Dataset items:
==*==

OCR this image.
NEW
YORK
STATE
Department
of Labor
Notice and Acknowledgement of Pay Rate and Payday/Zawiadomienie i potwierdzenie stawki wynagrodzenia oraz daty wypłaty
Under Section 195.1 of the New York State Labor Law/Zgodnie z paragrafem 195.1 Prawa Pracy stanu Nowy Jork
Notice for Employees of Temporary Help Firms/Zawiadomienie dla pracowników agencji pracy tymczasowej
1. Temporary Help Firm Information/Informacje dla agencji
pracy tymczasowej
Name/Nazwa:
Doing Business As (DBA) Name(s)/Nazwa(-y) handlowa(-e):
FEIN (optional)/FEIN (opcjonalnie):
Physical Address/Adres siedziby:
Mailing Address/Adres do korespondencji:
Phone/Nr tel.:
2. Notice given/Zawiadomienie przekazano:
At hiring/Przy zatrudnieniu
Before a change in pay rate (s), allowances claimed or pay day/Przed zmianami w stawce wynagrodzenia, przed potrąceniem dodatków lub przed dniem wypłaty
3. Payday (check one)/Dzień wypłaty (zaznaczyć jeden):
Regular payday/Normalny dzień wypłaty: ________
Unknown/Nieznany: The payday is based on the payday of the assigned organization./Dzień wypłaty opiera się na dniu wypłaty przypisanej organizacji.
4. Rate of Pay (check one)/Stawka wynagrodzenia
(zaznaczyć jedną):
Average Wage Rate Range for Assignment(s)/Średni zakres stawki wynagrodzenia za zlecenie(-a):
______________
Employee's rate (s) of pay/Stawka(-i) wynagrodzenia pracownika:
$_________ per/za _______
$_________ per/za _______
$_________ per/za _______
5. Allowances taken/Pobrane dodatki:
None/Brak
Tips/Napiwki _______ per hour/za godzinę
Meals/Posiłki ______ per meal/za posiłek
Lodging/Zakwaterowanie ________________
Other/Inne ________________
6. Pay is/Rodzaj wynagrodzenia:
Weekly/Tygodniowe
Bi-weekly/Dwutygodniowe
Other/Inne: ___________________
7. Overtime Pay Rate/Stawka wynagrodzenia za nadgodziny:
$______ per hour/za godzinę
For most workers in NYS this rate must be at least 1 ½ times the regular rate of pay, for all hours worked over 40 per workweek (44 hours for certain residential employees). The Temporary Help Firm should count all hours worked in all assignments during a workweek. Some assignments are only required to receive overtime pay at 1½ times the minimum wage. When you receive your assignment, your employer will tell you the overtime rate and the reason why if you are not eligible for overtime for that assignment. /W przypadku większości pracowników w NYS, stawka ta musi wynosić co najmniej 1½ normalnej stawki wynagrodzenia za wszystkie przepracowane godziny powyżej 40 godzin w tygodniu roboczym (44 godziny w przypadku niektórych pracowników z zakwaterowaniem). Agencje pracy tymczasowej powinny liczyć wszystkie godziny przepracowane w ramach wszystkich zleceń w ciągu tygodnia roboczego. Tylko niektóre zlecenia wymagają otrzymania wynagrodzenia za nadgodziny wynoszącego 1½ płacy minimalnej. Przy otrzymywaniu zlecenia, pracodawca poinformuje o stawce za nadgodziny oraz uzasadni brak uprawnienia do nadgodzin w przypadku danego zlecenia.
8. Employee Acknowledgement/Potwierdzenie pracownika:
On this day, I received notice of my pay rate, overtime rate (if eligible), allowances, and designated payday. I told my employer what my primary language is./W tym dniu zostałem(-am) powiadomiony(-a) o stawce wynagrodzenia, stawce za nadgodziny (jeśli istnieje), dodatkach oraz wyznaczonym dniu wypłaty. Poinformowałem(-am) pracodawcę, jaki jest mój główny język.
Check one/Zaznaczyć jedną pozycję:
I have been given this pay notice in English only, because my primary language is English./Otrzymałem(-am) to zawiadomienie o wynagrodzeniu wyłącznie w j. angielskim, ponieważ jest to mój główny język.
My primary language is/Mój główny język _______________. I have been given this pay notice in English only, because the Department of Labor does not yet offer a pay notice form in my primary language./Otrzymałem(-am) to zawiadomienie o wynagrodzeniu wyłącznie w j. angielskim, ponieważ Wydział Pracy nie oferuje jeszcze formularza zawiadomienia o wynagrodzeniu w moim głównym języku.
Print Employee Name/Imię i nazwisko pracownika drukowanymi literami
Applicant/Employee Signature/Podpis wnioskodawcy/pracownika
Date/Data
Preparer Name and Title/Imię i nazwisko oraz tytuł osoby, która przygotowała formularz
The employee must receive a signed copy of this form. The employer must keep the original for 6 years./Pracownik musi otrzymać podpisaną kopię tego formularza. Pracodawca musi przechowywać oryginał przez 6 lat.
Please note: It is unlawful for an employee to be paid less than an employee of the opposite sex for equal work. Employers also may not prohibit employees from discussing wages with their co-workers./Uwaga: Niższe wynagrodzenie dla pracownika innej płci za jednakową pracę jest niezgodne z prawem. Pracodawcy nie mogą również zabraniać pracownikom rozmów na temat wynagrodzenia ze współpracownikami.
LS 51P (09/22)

==*==

Short exercise |
Reproduce every line of the data verbatim.

Task solution |
OCR this image.
NEW
YORK
STATE
Department
of Labor
Notice and Acknowledgement of Pay Rate and Payday/Zawiadomienie i potwierdzenie stawki wynagrodzenia oraz daty wypłaty
Under Section 195.1 of the New York State Labor Law/Zgodnie z paragrafem 195.1 Prawa Pracy stanu Nowy Jork
Notice for Employees of Temporary Help Firms/Zawiadomienie dla pracowników agencji pracy tymczasowej
1. Temporary Help Firm Information/Informacje dla agencji
pracy tymczasowej
Name/Nazwa:
Doing Business As (DBA) Name(s)/Nazwa(-y) handlowa(-e):
FEIN (optional)/FEIN (opcjonalnie):
Physical Address/Adres siedziby:
Mailing Address/Adres do korespondencji:
Phone/Nr tel.:
2. Notice given/Zawiadomienie przekazano:
At hiring/Przy zatrudnieniu
Before a change in pay rate (s), allowances claimed or pay day/Przed zmianami w stawce wynagrodzenia, przed potrąceniem dodatków lub przed dniem wypłaty
3. Payday (check one)/Dzień wypłaty (zaznaczyć jeden):
Regular payday/Normalny dzień wypłaty: ________
Unknown/Nieznany: The payday is based on the payday of the assigned organization./Dzień wypłaty opiera się na dniu wypłaty przypisanej organizacji.
4. Rate of Pay (check one)/Stawka wynagrodzenia
(zaznaczyć jedną):
Average Wage Rate Range for Assignment(s)/Średni zakres stawki wynagrodzenia za zlecenie(-a):
______________
Employee's rate (s) of pay/Stawka(-i) wynagrodzenia pracownika:
$_________ per/za _______
$_________ per/za _______
$_________ per/za _______
5. Allowances taken/Pobrane dodatki:
None/Brak
Tips/Napiwki _______ per hour/za godzinę
Meals/Posiłki ______ per meal/za posiłek
Lodging/Zakwaterowanie ________________
Other/Inne ________________
6. Pay is/Rodzaj wynagrodzenia:
Weekly/Tygodniowe
Bi-weekly/Dwutygodniowe
Other/Inne: ___________________
7. Overtime Pay Rate/Stawka wynagrodzenia za nadgodziny:
$______ per hour/za godzinę
For most workers in NYS this rate must be at least 1 ½ times the regular rate of pay, for all hours worked over 40 per workweek (44 hours for certain residential employees). The Temporary Help Firm should count all hours worked in all assignments during a workweek. Some assignments are only required to receive overtime pay at 1½ times the minimum wage. When you receive your assignment, your employer will tell you the overtime rate and the reason why if you are not eligible for overtime for that assignment. /W przypadku większości pracowników w NYS, stawka ta musi wynosić co najmniej 1½ normalnej stawki wynagrodzenia za wszystkie przepracowane godziny powyżej 40 godzin w tygodniu roboczym (44 godziny w przypadku niektórych pracowników z zakwaterowaniem). Agencje pracy tymczasowej powinny liczyć wszystkie godziny przepracowane w ramach wszystkich zleceń w ciągu tygodnia roboczego. Tylko niektóre zlecenia wymagają otrzymania wynagrodzenia za nadgodziny wynoszącego 1½ płacy minimalnej. Przy otrzymywaniu zlecenia, pracodawca poinformuje o stawce za nadgodziny oraz uzasadni brak uprawnienia do nadgodzin w przypadku danego zlecenia.
8. Employee Acknowledgement/Potwierdzenie pracownika:
On this day, I received notice of my pay rate, overtime rate (if eligible), allowances, and designated payday. I told my employer what my primary language is./W tym dniu zostałem(-am) powiadomiony(-a) o stawce wynagrodzenia, stawce za nadgodziny (jeśli istnieje), dodatkach oraz wyznaczonym dniu wypłaty. Poinformowałem(-am) pracodawcę, jaki jest mój główny język.
Check one/Zaznaczyć jedną pozycję:
I have been given this pay notice in English only, because my primary language is English./Otrzymałem(-am) to zawiadomienie o wynagrodzeniu wyłącznie w j. angielskim, ponieważ jest to mój główny język.
My primary language is/Mój główny język _______________. I have been given this pay notice in English only, because the Department of Labor does not yet offer a pay notice form in my primary language./Otrzymałem(-am) to zawiadomienie o wynagrodzeniu wyłącznie w j. angielskim, ponieważ Wydział Pracy nie oferuje jeszcze formularza zawiadomienia o wynagrodzeniu w moim głównym języku.
Print Employee Name/Imię i nazwisko pracownika drukowanymi literami
Applicant/Employee Signature/Podpis wnioskodawcy/pracownika
Date/Data
Preparer Name and Title/Imię i nazwisko oraz tytuł osoby, która przygotowała formularz
The employee must receive a signed copy of this form. The employer must keep the original for 6 years./Pracownik musi otrzymać podpisaną kopię tego formularza. Pracodawca musi przechowywać oryginał przez 6 lat.
Please note: It is unlawful for an employee to be paid less than an employee of the opposite sex for equal work. Employers also may not prohibit employees from discussing wages with their co-workers./Uwaga: Niższe wynagrodzenie dla pracownika innej płci za jednakową pracę jest niezgodne z prawem. Pracodawcy nie mogą również zabraniać pracownikom rozmów na temat wynagrodzenia ze współpracownikami.
LS 51P (09/22)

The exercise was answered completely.